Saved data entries
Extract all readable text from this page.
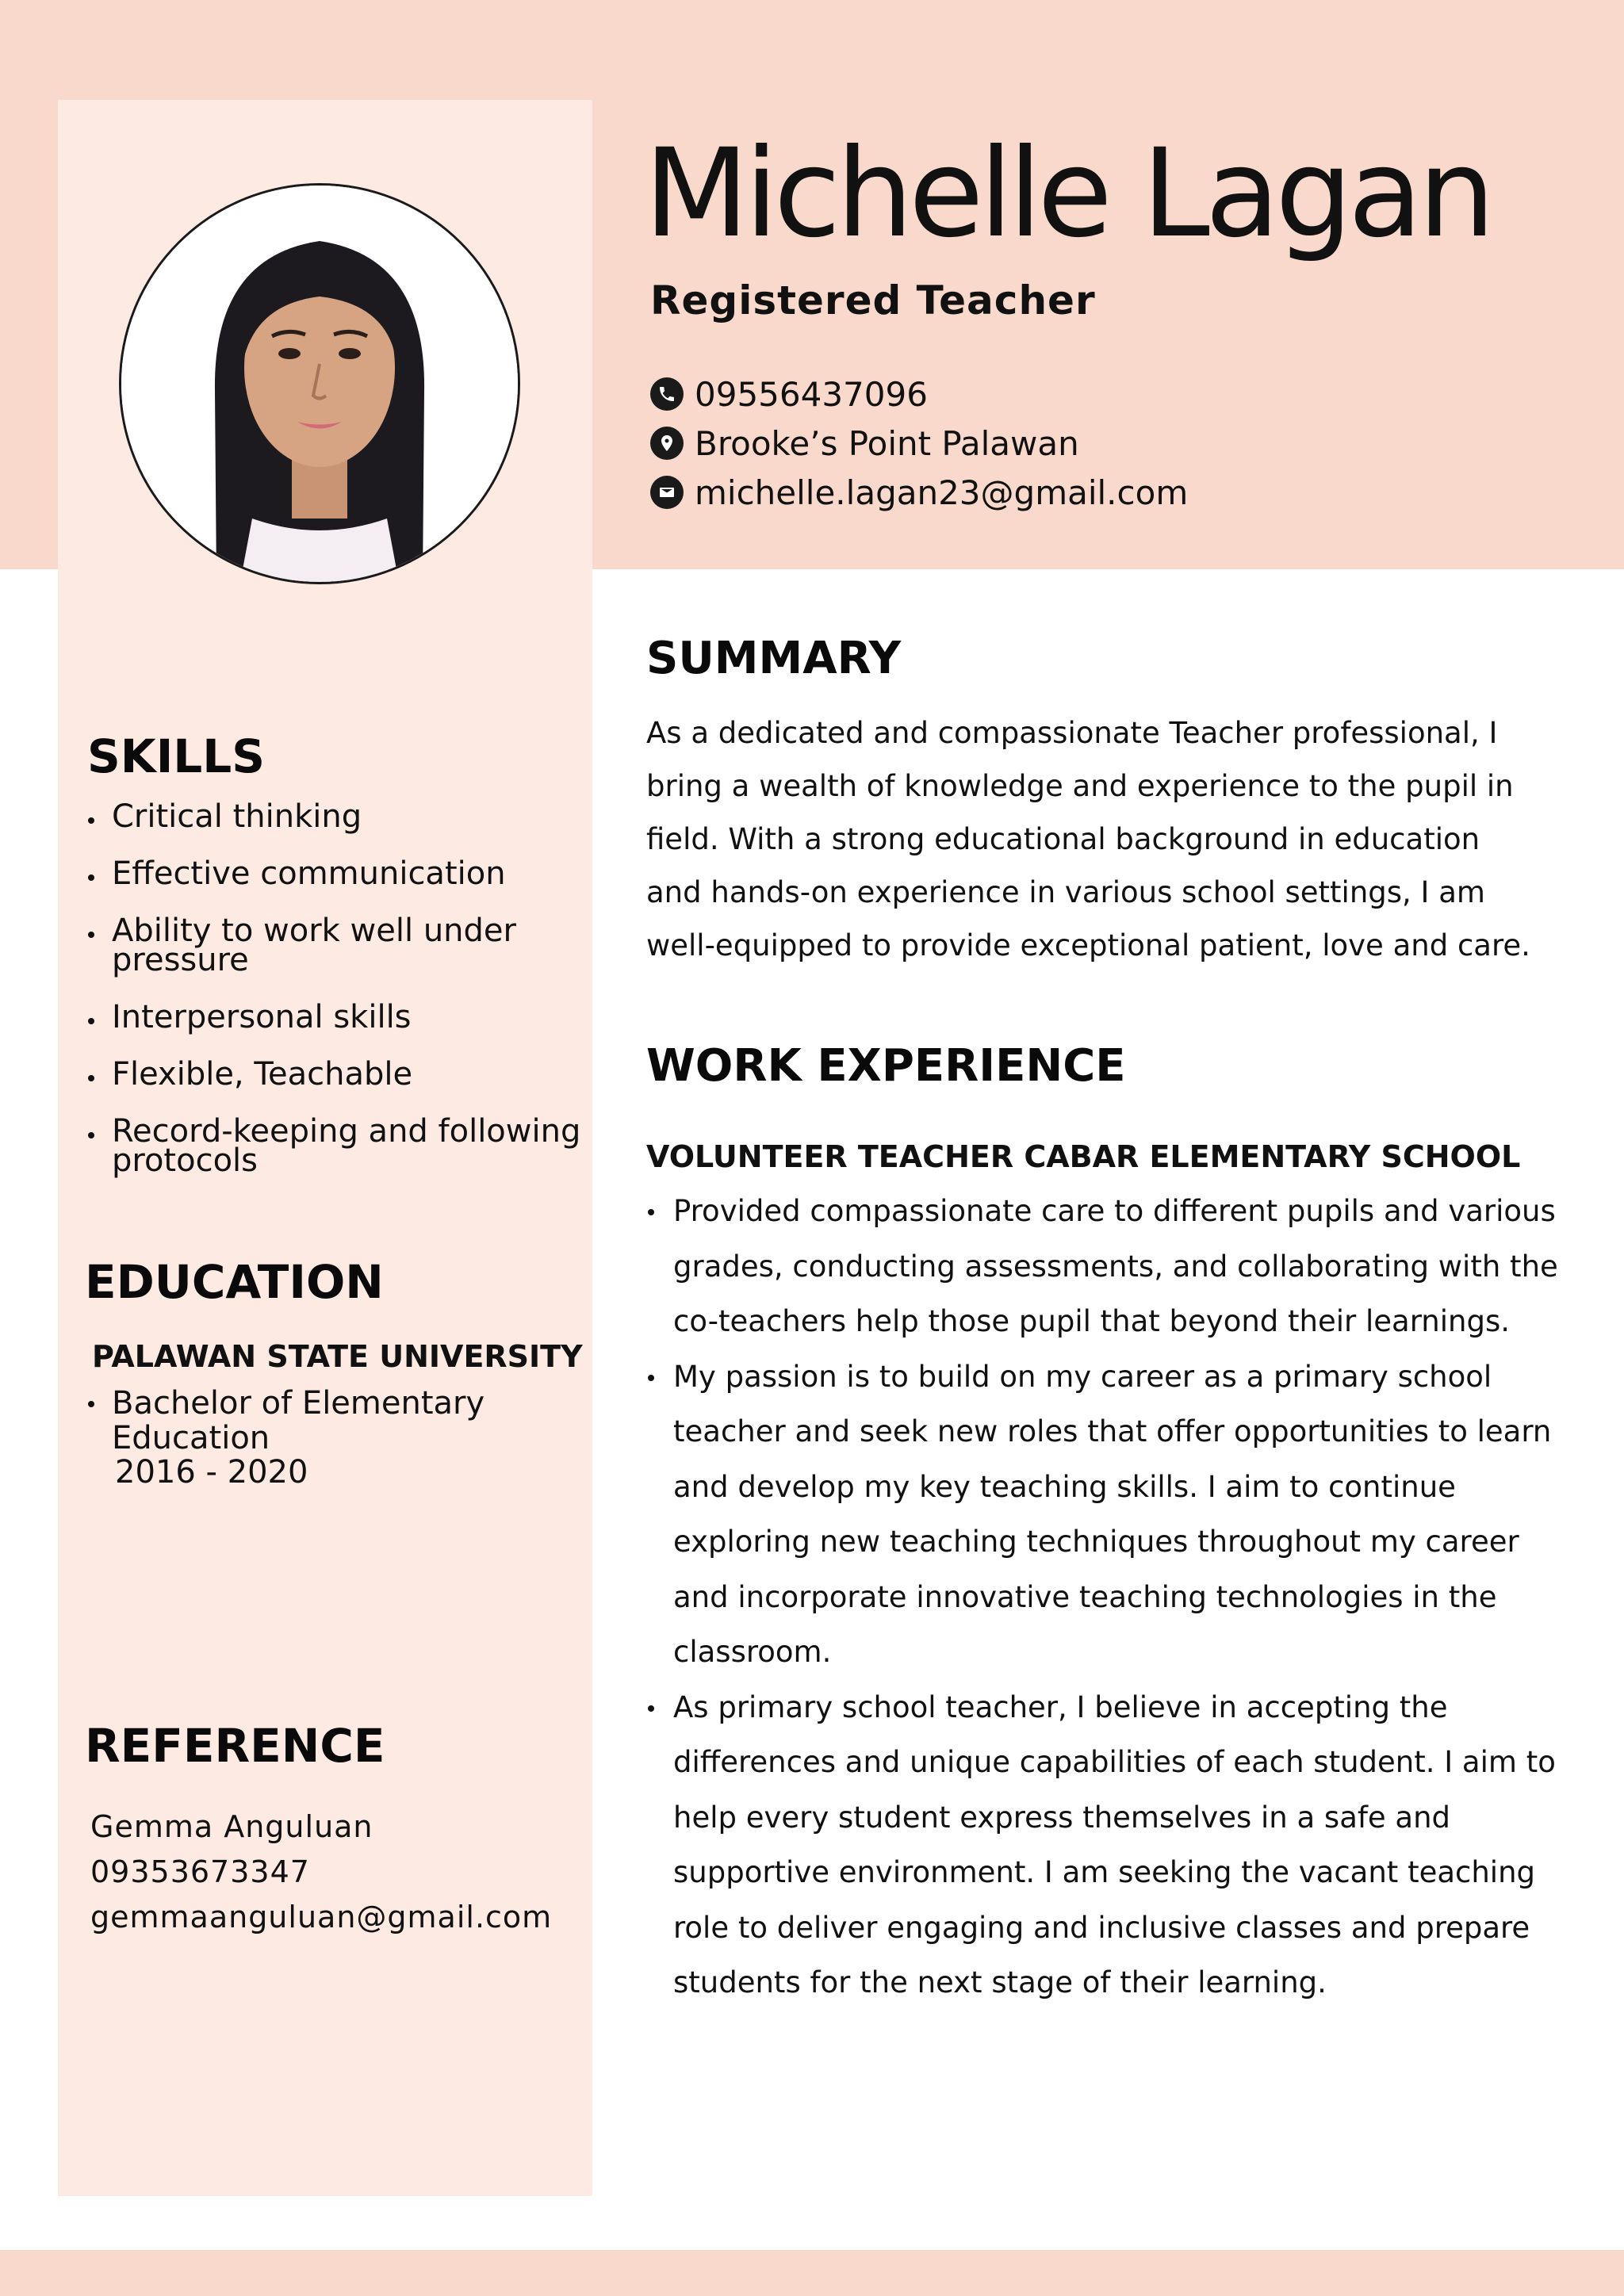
Michelle Lagan
Registered Teacher
09556437096
Brooke’s Point Palawan
michelle.lagan23@gmail.com
SKILLS
Critical thinking
Effective communication
Ability to work well under pressure
Interpersonal skills
Flexible, Teachable
Record-keeping and following protocols
EDUCATION
PALAWAN STATE UNIVERSITY
Bachelor of Elementary Education
2016 - 2020
REFERENCE
Gemma Anguluan
09353673347
gemmaanguluan@gmail.com
SUMMARY

As a dedicated and compassionate Teacher professional, I bring a wealth of knowledge and experience to the pupil in field. With a strong educational background in education and hands-on experience in various school settings, I am well-equipped to provide exceptional patient, love and care.

WORK EXPERIENCE
VOLUNTEER TEACHER CABAR ELEMENTARY SCHOOL
Provided compassionate care to different pupils and various grades, conducting assessments, and collaborating with the co-teachers help those pupil that beyond their learnings.
My passion is to build on my career as a primary school teacher and seek new roles that offer opportunities to learn and develop my key teaching skills. I aim to continue exploring new teaching techniques throughout my career and incorporate innovative teaching technologies in the classroom.
As primary school teacher, I believe in accepting the differences and unique capabilities of each student. I aim to help every student express themselves in a safe and supportive environment. I am seeking the vacant teaching role to deliver engaging and inclusive classes and prepare students for the next stage of their learning.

- [Aim]
Reproduce all of the material above word for word. Omit the pictures.

- [Exercise solution]
Extract all readable text from this page.
Michelle Lagan
Registered Teacher
09556437096
Brooke’s Point Palawan
michelle.lagan23@gmail.com
SKILLS
Critical thinking
Effective communication
Ability to work well under pressure
Interpersonal skills
Flexible, Teachable
Record-keeping and following protocols
EDUCATION
PALAWAN STATE UNIVERSITY
Bachelor of Elementary Education
2016 - 2020
REFERENCE
Gemma Anguluan
09353673347
gemmaanguluan@gmail.com
SUMMARY

As a dedicated and compassionate Teacher professional, I bring a wealth of knowledge and experience to the pupil in field. With a strong educational background in education and hands-on experience in various school settings, I am well-equipped to provide exceptional patient, love and care.

WORK EXPERIENCE
VOLUNTEER TEACHER CABAR ELEMENTARY SCHOOL
Provided compassionate care to different pupils and various grades, conducting assessments, and collaborating with the co-teachers help those pupil that beyond their learnings.
My passion is to build on my career as a primary school teacher and seek new roles that offer opportunities to learn and develop my key teaching skills. I aim to continue exploring new teaching techniques throughout my career and incorporate innovative teaching technologies in the classroom.
As primary school teacher, I believe in accepting the differences and unique capabilities of each student. I aim to help every student express themselves in a safe and supportive environment. I am seeking the vacant teaching role to deliver engaging and inclusive classes and prepare students for the next stage of their learning.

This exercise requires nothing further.